__Requirements__.
Report how many lines contain "teatro", with no other words.

***** Working data

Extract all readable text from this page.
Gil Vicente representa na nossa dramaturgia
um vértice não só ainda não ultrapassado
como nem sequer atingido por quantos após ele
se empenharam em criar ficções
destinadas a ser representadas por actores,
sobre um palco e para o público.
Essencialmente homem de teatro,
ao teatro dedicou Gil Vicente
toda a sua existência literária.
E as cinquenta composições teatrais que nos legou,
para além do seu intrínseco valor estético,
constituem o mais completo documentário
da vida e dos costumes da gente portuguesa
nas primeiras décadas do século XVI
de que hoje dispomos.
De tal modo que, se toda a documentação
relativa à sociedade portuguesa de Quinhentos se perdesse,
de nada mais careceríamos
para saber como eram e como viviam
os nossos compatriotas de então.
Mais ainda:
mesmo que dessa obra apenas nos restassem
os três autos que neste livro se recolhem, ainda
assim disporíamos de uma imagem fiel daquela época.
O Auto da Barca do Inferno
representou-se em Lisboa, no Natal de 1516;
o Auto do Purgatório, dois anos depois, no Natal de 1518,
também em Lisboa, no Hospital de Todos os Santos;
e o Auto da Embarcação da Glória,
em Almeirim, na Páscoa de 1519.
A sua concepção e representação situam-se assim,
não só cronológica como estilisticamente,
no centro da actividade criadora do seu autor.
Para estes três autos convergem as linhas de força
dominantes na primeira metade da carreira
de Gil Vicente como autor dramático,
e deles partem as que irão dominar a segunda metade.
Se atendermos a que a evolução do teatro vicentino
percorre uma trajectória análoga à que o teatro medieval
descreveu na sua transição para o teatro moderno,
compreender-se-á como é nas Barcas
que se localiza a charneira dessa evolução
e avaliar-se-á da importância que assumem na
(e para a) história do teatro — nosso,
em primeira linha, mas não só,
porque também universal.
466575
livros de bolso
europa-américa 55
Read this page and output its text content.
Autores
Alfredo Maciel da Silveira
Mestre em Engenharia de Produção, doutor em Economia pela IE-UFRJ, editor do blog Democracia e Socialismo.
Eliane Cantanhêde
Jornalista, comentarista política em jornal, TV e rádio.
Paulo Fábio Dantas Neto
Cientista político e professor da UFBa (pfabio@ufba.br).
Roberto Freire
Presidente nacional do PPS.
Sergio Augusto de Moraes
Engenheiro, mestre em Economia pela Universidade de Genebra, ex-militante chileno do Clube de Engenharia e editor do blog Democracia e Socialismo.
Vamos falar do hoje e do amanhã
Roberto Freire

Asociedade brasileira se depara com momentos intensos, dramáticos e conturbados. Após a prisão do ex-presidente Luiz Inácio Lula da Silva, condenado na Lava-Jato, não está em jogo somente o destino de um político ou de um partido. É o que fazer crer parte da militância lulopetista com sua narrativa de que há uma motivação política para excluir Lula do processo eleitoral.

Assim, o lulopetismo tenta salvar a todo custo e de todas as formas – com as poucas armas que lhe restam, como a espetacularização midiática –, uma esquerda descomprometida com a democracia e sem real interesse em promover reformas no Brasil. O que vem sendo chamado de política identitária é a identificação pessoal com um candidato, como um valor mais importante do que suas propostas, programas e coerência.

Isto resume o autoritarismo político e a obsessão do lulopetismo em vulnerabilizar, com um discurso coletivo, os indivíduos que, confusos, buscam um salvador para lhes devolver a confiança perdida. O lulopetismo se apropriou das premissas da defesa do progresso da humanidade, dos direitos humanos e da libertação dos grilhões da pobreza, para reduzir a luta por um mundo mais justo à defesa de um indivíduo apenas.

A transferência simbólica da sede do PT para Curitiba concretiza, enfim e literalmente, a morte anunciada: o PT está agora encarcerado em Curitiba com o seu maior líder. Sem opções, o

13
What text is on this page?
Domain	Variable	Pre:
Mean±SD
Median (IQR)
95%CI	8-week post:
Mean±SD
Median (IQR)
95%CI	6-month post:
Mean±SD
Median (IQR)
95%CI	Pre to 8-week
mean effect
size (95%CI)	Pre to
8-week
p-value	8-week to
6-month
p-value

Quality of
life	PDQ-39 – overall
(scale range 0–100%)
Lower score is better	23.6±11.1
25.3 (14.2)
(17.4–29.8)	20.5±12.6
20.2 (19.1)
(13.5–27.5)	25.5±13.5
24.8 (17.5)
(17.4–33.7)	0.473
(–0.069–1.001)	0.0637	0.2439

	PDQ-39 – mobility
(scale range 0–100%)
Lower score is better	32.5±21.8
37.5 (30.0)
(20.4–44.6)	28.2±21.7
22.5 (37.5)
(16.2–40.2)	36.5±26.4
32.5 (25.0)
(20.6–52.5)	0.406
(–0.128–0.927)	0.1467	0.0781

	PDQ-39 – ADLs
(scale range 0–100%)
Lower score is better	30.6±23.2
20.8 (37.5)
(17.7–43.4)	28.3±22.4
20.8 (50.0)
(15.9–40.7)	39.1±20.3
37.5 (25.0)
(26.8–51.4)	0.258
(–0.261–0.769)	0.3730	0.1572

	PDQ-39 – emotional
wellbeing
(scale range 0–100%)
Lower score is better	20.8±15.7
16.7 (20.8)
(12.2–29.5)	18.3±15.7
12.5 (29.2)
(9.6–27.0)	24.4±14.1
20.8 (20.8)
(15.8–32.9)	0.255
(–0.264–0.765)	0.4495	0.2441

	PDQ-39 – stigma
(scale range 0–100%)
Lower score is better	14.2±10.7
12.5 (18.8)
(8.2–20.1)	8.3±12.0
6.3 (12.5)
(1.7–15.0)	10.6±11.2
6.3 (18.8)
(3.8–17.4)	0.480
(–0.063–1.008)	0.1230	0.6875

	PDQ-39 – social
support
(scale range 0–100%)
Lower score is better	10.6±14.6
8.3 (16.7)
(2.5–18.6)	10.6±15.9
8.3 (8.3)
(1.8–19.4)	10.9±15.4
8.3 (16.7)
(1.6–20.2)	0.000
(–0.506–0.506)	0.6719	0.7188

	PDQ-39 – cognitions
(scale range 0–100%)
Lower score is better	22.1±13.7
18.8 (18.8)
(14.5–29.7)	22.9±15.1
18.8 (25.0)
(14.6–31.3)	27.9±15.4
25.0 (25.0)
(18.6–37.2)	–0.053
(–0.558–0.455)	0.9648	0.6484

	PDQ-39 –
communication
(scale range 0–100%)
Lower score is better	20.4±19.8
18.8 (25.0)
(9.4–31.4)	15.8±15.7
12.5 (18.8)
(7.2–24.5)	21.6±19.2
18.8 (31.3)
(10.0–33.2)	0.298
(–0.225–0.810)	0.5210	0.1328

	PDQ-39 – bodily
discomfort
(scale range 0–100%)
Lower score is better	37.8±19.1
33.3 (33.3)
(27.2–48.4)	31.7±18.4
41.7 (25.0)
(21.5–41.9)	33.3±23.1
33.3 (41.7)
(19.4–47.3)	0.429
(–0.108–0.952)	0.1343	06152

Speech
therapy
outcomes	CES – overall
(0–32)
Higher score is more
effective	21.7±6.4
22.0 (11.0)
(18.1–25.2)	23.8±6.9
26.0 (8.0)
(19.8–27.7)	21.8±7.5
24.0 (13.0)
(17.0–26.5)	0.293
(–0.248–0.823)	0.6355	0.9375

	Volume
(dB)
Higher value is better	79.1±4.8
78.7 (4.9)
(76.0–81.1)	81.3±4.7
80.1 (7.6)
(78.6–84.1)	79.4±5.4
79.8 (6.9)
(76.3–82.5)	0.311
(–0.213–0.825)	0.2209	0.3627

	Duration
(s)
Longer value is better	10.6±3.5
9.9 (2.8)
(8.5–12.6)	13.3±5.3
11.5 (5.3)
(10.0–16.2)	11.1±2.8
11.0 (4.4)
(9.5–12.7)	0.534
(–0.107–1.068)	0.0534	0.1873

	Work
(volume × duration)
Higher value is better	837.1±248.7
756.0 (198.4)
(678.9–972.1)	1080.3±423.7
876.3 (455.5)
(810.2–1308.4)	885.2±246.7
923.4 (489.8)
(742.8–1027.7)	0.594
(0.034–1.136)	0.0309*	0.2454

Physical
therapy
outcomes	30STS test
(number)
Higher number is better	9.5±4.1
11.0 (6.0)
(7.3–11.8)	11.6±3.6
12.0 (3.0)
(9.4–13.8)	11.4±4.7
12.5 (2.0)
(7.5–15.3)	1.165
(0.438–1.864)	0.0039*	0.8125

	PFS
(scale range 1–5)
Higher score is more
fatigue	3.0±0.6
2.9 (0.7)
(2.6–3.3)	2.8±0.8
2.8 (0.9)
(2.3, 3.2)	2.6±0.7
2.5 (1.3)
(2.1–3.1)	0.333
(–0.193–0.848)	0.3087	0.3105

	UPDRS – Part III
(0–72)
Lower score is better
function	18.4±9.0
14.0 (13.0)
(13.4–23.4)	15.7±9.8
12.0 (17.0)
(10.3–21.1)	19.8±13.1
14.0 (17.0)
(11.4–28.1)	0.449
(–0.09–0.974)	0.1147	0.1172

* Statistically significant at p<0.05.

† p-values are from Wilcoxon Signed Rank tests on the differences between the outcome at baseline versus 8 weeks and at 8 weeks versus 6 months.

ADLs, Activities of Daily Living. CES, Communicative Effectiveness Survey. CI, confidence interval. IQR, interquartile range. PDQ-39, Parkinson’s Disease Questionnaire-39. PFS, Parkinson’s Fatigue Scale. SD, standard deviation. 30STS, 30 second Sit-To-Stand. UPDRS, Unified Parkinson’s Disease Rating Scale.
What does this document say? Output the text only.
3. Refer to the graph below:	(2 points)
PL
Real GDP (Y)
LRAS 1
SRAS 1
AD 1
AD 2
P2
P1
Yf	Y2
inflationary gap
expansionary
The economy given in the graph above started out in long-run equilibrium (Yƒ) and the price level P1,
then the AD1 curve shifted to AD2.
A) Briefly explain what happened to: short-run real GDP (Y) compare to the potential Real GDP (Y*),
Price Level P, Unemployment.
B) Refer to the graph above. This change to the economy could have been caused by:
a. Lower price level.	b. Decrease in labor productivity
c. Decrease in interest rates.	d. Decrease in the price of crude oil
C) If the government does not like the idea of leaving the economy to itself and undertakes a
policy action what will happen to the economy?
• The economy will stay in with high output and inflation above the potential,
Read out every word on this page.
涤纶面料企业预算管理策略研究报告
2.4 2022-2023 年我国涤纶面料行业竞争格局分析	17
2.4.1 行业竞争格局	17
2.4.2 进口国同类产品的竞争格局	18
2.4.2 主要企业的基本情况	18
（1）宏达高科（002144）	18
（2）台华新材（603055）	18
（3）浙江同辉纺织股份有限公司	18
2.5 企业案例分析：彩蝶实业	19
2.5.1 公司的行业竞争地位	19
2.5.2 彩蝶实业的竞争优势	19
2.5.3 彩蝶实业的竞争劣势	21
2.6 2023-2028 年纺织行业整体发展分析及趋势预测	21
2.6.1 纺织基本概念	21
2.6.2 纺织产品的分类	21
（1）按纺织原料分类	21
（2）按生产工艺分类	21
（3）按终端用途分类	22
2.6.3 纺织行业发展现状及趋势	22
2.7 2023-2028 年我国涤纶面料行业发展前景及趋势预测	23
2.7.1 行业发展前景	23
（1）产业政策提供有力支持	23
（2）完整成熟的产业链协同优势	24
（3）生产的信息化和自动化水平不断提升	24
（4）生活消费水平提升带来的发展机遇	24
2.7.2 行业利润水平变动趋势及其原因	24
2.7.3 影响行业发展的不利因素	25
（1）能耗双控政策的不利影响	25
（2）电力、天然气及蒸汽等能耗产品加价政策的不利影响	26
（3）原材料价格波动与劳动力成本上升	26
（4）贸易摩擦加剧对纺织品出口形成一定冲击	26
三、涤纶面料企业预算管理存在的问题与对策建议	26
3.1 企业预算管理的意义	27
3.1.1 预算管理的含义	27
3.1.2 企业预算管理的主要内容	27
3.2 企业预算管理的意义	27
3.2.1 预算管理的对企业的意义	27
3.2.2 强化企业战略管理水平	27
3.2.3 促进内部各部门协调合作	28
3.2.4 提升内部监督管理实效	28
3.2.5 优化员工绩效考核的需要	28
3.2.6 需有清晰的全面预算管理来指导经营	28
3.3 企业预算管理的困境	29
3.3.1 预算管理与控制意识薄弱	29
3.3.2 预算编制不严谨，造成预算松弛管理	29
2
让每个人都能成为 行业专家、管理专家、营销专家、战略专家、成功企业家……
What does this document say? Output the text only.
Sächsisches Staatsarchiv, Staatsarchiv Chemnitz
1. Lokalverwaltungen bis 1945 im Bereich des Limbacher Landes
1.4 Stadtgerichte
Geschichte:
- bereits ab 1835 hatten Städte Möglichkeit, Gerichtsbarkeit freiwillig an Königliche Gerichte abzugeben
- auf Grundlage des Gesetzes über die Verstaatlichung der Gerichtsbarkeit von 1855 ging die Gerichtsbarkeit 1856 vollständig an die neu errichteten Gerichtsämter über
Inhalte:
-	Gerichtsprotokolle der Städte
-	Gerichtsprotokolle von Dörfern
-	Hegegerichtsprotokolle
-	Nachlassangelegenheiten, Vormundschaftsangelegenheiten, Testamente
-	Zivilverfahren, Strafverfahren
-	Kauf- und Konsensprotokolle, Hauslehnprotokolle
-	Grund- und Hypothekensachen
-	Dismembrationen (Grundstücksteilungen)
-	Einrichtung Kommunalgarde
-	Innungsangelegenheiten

**********

__Exercise result__.
6